- [Work to complete] Each line that holds the word "JSON" should be returned.

Records about charts and figures

========================================================================

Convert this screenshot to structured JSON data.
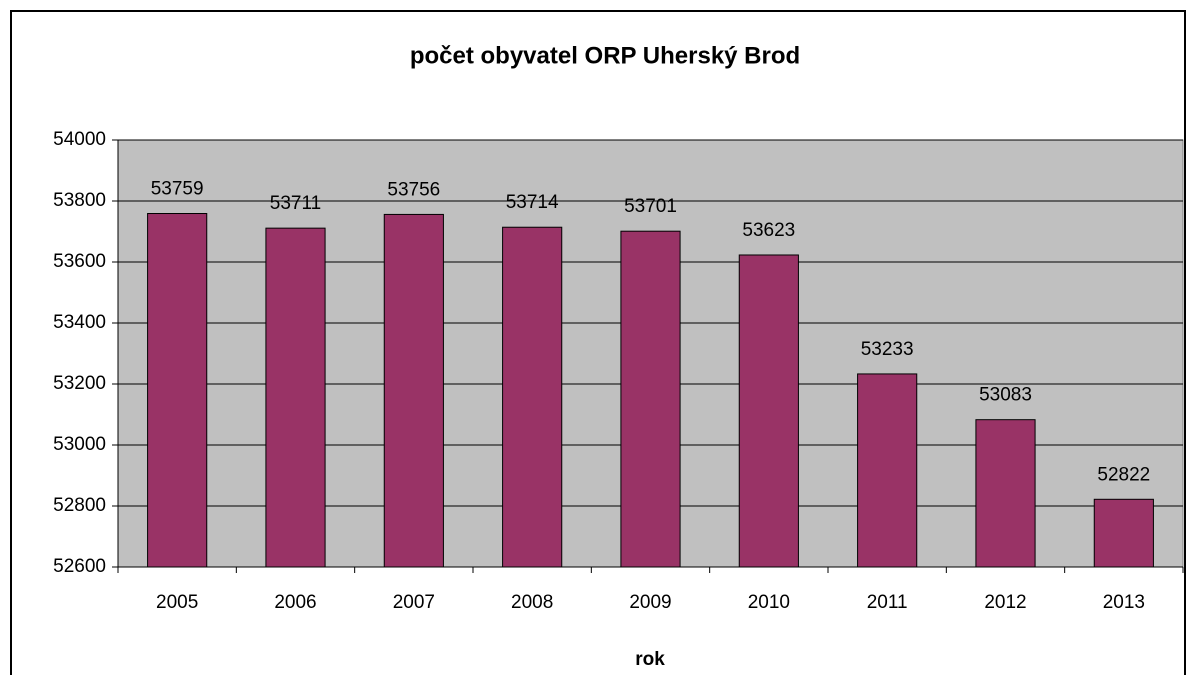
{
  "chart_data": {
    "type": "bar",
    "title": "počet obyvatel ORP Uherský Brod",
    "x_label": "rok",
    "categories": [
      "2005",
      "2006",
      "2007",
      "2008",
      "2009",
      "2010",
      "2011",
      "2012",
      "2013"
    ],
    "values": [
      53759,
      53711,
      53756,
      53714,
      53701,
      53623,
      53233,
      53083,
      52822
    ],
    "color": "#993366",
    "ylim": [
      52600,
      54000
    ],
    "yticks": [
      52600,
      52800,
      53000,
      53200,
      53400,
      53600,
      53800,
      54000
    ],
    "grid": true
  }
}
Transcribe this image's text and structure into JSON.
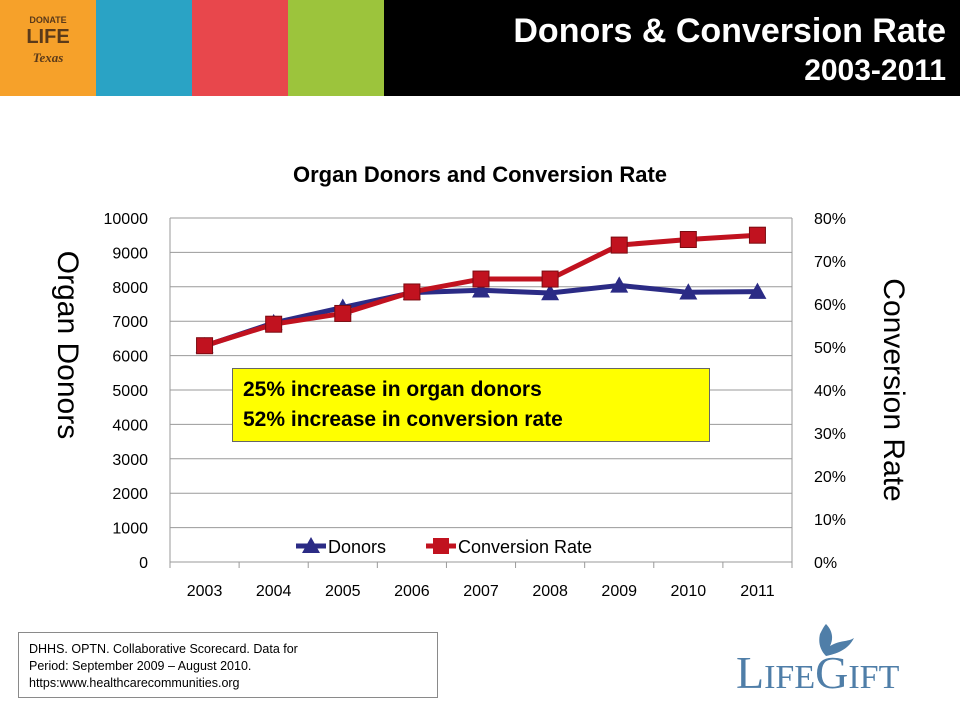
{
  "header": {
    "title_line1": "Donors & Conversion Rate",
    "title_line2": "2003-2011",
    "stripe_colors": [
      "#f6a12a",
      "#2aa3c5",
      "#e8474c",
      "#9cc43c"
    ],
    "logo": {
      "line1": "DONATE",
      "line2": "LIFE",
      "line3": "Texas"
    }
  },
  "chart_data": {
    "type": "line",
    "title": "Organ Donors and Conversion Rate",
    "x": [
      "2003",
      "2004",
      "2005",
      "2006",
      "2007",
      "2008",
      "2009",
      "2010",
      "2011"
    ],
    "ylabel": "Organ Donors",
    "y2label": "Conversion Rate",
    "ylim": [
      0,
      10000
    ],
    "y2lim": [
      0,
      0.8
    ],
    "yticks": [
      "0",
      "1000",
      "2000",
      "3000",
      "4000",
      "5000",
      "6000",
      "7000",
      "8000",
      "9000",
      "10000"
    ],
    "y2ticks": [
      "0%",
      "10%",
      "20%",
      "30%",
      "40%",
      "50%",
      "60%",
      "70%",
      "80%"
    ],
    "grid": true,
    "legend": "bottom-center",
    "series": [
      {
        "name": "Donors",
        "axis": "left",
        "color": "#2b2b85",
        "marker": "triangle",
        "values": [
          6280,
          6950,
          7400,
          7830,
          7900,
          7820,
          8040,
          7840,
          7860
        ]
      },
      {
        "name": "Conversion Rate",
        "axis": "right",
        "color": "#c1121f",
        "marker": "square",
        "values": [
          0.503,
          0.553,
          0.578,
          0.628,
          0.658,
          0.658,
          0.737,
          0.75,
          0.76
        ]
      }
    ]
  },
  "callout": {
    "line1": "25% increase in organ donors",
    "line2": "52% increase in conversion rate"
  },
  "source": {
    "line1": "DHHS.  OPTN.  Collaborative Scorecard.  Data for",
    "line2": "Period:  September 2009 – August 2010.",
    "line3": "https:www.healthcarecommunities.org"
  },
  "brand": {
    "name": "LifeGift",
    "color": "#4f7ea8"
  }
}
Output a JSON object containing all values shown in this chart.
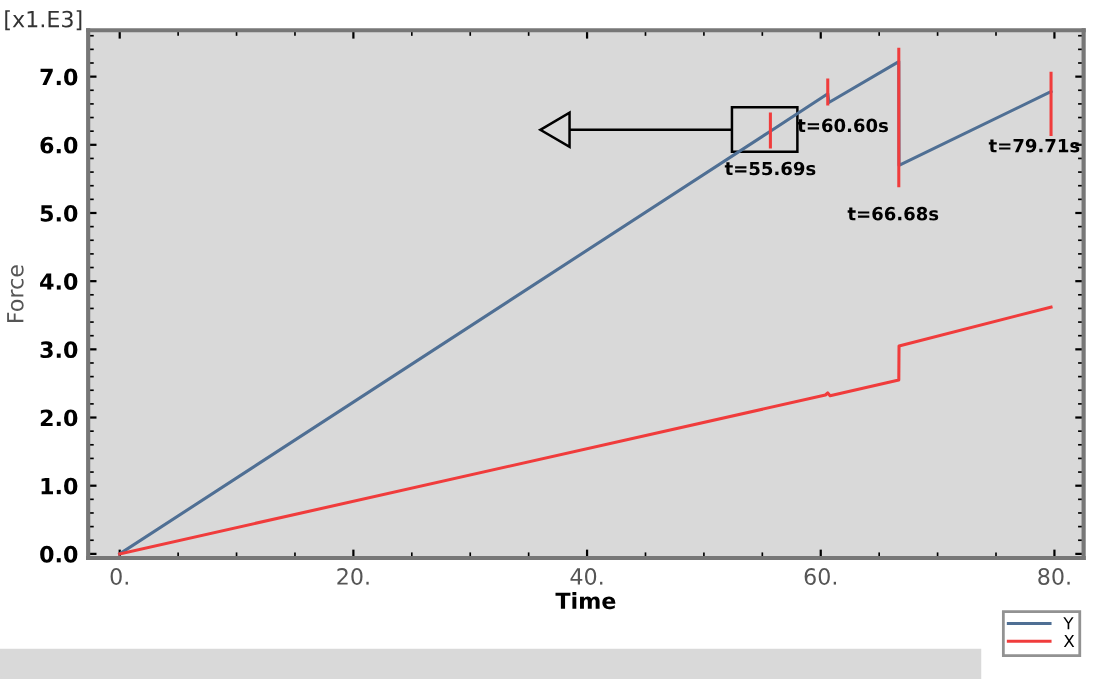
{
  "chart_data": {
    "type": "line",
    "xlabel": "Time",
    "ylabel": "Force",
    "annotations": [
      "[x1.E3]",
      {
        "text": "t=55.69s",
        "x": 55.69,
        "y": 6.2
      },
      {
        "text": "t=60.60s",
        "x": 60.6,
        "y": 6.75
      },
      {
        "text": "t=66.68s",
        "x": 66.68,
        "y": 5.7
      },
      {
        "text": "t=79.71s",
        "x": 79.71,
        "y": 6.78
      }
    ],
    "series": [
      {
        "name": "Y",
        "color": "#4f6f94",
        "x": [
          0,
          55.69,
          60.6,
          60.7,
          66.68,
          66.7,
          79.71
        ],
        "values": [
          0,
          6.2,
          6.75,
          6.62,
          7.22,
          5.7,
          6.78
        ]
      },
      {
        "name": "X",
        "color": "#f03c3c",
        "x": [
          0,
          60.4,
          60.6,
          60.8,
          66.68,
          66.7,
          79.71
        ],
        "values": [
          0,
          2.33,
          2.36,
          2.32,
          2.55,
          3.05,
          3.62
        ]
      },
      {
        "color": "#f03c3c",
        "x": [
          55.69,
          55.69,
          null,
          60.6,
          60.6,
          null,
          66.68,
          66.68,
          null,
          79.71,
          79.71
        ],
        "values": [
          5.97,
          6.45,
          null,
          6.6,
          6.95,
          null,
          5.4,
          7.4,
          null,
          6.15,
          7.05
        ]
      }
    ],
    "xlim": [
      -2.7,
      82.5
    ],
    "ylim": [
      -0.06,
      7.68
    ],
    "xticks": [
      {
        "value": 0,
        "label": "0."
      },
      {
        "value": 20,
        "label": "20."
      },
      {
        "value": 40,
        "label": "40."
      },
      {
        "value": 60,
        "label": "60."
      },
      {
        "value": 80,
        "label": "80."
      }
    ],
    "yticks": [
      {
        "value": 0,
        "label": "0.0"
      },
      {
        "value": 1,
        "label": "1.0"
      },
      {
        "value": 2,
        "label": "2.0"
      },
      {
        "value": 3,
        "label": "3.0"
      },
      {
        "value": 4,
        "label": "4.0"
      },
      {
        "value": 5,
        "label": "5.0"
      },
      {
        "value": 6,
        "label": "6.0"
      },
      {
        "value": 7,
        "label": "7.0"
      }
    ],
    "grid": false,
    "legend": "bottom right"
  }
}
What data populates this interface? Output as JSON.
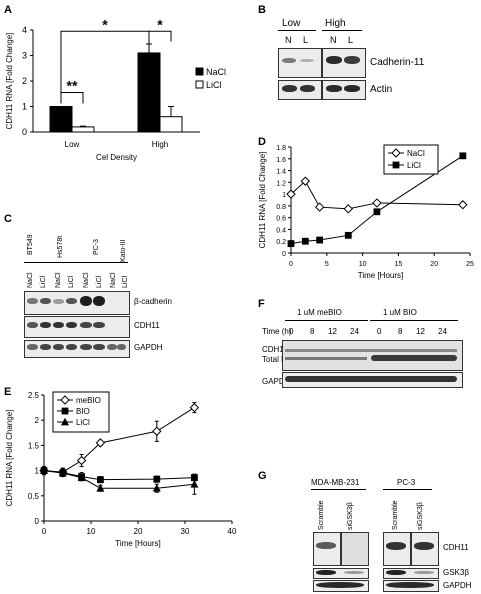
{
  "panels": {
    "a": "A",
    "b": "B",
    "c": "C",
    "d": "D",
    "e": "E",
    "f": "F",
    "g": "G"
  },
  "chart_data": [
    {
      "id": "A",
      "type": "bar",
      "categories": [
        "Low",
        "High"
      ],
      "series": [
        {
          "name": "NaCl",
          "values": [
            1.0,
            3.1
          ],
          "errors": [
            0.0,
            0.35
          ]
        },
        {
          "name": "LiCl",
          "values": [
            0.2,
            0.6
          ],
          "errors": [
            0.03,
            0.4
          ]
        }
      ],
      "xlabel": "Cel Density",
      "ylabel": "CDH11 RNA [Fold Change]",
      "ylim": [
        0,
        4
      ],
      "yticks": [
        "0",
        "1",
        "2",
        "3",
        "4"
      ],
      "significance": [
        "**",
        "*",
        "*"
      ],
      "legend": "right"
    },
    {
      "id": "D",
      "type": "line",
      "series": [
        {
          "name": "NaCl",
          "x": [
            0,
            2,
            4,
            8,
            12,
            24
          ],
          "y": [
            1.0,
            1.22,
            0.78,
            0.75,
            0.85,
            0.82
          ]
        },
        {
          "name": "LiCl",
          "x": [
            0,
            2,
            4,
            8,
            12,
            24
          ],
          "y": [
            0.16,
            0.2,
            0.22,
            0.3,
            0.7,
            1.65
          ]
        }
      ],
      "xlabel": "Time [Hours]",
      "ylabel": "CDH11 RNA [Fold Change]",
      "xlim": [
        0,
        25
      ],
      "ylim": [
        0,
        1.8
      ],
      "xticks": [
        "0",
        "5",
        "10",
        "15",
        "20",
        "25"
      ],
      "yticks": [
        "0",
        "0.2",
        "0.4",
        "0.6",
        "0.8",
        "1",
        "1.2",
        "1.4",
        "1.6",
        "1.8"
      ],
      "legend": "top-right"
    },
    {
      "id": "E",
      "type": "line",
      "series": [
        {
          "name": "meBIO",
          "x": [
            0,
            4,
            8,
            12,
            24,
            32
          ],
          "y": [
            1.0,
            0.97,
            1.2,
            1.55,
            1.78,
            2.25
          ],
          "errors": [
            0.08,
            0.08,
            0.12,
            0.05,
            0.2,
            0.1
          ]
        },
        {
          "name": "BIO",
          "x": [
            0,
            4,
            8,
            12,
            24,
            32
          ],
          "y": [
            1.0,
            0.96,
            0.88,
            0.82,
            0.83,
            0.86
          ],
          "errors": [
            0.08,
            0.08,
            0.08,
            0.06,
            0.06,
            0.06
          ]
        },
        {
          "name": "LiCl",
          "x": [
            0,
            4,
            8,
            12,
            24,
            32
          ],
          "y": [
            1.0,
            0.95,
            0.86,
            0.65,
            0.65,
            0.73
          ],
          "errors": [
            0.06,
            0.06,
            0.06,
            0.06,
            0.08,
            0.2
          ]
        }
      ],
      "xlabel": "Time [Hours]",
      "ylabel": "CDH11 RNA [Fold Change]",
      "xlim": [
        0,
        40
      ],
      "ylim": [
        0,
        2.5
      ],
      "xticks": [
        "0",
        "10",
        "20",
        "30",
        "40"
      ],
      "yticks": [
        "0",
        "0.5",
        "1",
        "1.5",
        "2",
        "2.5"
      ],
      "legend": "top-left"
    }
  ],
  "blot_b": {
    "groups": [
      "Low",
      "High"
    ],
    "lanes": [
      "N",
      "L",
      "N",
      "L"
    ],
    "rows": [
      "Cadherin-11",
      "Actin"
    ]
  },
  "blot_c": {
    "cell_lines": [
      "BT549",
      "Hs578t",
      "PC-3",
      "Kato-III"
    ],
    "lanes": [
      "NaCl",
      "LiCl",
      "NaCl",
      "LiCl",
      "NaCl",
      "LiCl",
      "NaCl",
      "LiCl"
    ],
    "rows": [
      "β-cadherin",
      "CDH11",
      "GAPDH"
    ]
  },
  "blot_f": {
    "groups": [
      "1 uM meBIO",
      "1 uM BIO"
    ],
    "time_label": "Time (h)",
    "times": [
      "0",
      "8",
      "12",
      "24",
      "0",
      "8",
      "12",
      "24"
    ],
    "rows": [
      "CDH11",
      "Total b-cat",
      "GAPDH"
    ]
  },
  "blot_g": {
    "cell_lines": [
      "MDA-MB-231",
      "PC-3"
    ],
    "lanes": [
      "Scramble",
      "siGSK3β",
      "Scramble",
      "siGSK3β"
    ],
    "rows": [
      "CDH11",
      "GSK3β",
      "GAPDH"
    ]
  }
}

========================================================================

- [Answer to the task]
Convert this screenshot to structured JSON data.
Transcribe this image's text and structure into JSON.
Output a JSON object containing all values shown in this chart.
What data populates this interface? Output as JSON.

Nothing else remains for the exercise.